--- BEGIN SOURCE MATERIAL ---

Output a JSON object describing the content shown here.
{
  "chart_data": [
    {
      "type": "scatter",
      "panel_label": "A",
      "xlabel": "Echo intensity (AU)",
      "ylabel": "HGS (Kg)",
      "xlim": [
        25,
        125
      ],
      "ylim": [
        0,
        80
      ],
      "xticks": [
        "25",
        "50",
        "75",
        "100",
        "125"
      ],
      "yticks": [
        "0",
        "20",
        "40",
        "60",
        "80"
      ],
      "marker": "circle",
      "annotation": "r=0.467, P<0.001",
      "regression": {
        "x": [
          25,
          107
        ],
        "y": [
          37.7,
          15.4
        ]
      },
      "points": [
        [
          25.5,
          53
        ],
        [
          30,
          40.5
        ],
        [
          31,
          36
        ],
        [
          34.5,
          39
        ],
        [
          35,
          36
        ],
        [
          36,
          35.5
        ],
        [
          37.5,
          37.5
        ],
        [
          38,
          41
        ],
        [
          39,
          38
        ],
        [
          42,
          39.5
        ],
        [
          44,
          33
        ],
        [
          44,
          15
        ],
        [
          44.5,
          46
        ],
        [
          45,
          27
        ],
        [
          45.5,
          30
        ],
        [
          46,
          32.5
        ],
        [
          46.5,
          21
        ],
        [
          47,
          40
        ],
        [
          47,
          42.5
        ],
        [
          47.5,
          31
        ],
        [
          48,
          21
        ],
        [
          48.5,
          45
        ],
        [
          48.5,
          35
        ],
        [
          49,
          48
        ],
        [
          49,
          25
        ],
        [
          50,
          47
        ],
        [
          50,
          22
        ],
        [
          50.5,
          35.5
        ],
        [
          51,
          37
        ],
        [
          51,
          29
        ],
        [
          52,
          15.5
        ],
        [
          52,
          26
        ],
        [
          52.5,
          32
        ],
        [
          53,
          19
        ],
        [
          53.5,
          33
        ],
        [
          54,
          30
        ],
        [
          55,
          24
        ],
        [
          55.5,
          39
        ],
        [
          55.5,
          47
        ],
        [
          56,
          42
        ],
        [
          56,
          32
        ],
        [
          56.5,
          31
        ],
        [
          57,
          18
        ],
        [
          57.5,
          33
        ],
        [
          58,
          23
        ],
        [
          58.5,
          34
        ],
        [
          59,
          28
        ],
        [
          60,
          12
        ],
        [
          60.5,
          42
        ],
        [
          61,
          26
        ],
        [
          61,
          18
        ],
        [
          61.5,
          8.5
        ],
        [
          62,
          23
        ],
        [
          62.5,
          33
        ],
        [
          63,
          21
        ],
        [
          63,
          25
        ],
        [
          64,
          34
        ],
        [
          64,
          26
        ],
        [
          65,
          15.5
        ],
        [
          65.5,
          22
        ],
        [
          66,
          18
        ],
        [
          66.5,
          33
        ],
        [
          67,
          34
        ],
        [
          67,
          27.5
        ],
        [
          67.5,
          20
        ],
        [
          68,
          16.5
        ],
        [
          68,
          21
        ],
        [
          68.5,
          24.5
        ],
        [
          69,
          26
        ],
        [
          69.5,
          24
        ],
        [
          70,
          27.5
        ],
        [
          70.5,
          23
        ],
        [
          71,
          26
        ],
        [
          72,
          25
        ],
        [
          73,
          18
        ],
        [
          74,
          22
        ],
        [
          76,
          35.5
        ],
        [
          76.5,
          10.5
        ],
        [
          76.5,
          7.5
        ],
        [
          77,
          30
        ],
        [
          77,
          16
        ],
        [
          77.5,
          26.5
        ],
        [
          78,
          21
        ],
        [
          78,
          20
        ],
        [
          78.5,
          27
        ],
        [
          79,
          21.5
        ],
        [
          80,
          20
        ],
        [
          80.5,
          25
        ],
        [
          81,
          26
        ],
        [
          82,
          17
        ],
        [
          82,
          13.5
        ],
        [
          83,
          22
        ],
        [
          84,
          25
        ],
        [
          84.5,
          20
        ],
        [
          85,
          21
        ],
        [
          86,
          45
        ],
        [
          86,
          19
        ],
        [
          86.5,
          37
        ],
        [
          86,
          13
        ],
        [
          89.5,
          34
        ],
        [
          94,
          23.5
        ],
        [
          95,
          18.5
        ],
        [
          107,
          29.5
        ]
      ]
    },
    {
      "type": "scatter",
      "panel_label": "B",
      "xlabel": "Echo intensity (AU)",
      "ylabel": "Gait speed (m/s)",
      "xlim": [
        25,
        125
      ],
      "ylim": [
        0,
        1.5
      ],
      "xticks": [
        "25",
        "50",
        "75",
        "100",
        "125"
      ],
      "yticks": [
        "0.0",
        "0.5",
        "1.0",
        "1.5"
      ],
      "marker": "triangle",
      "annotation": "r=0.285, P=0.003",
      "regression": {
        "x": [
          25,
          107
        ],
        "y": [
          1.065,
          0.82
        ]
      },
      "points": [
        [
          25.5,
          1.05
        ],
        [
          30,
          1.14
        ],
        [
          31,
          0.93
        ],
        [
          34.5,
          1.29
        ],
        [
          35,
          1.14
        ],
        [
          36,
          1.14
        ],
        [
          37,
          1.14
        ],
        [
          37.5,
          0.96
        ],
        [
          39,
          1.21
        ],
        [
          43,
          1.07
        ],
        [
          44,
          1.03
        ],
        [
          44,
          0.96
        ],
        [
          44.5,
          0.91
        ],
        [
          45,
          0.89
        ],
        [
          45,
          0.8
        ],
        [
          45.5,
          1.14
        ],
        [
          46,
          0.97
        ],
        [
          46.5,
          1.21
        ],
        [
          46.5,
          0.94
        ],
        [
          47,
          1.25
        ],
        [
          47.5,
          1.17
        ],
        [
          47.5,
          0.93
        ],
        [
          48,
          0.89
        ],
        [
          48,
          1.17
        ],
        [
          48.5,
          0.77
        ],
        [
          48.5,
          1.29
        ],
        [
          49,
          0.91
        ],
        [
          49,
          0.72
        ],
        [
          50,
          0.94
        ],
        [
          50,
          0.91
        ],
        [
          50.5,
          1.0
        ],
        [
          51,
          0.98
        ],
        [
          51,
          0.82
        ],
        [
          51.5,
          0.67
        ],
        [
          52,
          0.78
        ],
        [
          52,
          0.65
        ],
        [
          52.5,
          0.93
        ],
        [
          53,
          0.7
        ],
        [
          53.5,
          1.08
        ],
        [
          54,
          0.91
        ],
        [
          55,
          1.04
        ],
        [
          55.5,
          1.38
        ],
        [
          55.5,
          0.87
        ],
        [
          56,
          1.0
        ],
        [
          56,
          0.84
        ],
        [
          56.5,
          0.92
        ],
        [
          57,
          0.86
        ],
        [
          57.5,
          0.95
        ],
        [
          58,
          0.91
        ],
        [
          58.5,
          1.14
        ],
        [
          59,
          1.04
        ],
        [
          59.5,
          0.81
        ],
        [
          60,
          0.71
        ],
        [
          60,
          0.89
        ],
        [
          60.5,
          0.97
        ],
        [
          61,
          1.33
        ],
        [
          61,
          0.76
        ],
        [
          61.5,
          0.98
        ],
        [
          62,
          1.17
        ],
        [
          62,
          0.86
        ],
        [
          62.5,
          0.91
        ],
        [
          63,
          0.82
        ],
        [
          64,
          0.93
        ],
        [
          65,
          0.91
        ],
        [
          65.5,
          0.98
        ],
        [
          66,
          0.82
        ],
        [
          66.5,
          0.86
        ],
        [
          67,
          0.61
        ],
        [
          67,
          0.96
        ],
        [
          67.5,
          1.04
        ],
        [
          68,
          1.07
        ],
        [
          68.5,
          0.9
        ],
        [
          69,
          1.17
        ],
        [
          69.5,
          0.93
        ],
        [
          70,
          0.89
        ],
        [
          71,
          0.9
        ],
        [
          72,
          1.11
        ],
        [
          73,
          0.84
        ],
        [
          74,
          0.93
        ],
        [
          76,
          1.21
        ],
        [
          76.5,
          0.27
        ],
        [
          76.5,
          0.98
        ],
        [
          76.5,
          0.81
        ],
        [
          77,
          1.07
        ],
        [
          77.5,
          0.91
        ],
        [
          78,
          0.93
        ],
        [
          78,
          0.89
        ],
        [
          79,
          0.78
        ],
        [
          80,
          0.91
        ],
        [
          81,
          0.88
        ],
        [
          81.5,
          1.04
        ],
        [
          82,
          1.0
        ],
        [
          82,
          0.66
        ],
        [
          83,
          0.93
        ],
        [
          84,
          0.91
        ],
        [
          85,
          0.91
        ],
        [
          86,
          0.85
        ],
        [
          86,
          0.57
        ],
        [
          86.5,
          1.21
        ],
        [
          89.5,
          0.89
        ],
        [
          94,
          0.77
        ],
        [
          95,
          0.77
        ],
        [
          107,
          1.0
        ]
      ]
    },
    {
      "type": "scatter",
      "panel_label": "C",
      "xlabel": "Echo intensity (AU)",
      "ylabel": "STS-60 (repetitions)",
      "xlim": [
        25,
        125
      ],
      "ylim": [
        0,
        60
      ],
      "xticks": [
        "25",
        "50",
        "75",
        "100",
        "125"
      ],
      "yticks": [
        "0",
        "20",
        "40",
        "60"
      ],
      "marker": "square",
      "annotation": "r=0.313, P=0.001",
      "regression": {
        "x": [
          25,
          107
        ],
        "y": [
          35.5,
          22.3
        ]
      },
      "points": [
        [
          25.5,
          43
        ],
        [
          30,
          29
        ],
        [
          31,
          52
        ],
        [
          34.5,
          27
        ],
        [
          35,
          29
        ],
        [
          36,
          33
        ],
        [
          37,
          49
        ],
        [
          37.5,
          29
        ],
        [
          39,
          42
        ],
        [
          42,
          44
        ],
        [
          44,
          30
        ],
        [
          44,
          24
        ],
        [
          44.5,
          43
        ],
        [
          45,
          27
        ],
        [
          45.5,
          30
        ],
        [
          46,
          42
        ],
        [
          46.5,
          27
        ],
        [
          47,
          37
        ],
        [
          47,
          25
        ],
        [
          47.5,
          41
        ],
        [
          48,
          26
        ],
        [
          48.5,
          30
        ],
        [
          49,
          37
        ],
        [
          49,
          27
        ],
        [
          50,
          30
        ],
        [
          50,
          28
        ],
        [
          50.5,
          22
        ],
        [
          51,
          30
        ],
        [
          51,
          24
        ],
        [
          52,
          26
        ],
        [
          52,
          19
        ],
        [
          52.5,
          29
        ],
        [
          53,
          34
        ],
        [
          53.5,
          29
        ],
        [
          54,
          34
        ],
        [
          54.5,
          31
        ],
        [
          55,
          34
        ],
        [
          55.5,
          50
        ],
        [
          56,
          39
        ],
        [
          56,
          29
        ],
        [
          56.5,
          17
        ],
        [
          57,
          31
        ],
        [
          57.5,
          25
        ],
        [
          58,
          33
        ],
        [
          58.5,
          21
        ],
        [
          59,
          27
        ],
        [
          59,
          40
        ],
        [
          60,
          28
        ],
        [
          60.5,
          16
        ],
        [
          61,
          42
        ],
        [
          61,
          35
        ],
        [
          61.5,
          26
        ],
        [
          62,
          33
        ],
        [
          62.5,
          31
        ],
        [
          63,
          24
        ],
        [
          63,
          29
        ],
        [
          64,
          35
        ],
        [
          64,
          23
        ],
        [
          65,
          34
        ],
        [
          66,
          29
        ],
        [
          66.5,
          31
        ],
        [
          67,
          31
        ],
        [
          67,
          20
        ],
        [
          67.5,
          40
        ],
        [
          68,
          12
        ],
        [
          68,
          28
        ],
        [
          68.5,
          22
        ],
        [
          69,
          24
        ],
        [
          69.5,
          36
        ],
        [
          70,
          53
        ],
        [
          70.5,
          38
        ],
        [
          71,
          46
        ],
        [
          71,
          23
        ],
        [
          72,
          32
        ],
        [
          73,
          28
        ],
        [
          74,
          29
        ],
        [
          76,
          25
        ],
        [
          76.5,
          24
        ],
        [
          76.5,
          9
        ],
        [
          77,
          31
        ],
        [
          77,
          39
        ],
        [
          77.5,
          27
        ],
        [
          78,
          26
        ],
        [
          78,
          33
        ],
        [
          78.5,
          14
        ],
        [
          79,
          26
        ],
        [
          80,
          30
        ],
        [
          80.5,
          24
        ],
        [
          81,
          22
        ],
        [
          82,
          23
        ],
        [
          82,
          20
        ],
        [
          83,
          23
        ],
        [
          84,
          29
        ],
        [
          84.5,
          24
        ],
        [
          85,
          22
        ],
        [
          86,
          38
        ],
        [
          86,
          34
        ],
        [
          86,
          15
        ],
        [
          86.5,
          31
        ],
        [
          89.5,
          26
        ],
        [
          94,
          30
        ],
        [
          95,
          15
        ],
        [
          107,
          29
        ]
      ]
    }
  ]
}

--- END SOURCE MATERIAL ---

Gather all lines from the listing above in which "annotation" occurs.

      "annotation": "r=0.467, P<0.001",
      "annotation": "r=0.285, P=0.003",
      "annotation": "r=0.313, P=0.001",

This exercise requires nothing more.